---- RECORDS SUPPLIED

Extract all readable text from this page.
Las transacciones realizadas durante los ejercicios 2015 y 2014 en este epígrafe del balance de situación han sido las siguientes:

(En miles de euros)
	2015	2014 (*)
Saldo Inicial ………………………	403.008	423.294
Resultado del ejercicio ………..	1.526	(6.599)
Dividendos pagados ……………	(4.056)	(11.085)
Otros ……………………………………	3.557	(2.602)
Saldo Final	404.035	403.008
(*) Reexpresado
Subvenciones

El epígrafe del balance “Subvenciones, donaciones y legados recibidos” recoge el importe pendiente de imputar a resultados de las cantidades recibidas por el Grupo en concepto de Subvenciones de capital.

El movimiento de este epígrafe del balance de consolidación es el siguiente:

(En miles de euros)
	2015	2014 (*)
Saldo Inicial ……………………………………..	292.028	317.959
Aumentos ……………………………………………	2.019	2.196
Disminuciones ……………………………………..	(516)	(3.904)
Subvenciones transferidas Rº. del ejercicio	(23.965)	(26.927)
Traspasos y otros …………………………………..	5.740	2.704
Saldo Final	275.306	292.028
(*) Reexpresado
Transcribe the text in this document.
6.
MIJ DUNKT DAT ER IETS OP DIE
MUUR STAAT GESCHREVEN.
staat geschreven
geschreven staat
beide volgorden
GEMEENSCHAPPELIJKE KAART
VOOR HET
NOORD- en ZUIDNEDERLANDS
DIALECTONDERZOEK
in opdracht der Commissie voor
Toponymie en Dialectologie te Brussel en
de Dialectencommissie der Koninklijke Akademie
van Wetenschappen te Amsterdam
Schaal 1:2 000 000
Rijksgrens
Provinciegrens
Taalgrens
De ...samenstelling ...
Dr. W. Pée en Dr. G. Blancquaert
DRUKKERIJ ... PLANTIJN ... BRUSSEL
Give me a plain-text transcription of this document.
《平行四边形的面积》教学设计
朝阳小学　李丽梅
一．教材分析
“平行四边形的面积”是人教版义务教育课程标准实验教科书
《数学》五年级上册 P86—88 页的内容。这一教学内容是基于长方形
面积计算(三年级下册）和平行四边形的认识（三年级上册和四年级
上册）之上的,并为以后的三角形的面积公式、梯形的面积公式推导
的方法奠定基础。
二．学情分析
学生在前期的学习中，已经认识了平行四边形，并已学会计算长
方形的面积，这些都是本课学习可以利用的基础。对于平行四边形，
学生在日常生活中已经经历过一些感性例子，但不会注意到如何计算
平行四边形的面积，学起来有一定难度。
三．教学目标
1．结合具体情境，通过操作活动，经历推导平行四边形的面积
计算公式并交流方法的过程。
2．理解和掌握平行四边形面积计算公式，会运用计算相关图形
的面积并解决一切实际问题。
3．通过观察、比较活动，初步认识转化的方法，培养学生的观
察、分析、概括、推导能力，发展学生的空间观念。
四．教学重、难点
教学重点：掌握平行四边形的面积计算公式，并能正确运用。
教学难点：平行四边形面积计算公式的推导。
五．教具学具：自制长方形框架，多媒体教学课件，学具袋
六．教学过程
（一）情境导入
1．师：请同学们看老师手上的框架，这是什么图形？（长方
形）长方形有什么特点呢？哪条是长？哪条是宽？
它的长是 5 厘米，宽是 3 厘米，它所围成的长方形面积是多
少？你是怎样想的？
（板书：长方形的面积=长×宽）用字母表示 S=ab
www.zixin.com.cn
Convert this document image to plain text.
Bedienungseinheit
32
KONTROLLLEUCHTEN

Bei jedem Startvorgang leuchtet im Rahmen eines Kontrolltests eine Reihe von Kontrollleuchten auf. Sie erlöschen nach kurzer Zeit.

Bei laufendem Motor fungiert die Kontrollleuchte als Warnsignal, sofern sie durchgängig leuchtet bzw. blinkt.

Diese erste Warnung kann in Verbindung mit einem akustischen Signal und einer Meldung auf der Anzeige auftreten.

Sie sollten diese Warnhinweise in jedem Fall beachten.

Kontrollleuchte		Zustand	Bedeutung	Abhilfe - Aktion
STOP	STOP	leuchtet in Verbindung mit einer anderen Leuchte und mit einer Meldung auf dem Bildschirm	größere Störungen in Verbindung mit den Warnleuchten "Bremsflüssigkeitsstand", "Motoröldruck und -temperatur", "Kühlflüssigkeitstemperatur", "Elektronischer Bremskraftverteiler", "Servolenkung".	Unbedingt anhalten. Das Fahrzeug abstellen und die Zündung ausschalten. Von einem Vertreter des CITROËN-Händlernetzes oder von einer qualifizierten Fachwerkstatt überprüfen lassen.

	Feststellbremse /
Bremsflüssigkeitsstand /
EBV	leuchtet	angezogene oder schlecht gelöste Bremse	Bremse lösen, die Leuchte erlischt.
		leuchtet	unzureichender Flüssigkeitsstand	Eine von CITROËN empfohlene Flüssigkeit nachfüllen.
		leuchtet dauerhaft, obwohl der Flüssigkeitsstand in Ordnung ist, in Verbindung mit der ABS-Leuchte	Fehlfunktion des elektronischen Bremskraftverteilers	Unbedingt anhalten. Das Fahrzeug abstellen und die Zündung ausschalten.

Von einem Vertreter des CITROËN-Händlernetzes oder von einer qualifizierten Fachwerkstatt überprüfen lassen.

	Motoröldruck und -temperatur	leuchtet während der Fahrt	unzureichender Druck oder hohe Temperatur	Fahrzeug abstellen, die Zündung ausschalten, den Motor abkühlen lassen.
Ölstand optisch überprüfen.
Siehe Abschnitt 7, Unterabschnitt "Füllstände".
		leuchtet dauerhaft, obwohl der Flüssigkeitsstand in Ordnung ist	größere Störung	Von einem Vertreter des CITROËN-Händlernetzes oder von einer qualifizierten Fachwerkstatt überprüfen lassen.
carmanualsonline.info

--------

THE TASK: Find all lines with "Fahrzeug" in them and copy each one.

ANSWER FOR THIS EXERCISE:
STOP	STOP	leuchtet in Verbindung mit einer anderen Leuchte und mit einer Meldung auf dem Bildschirm	größere Störungen in Verbindung mit den Warnleuchten "Bremsflüssigkeitsstand", "Motoröldruck und -temperatur", "Kühlflüssigkeitstemperatur", "Elektronischer Bremskraftverteiler", "Servolenkung".	Unbedingt anhalten. Das Fahrzeug abstellen und die Zündung ausschalten. Von einem Vertreter des CITROËN-Händlernetzes oder von einer qualifizierten Fachwerkstatt überprüfen lassen.
		leuchtet dauerhaft, obwohl der Flüssigkeitsstand in Ordnung ist, in Verbindung mit der ABS-Leuchte	Fehlfunktion des elektronischen Bremskraftverteilers	Unbedingt anhalten. Das Fahrzeug abstellen und die Zündung ausschalten.
	Motoröldruck und -temperatur	leuchtet während der Fahrt	unzureichender Druck oder hohe Temperatur	Fahrzeug abstellen, die Zündung ausschalten, den Motor abkühlen lassen.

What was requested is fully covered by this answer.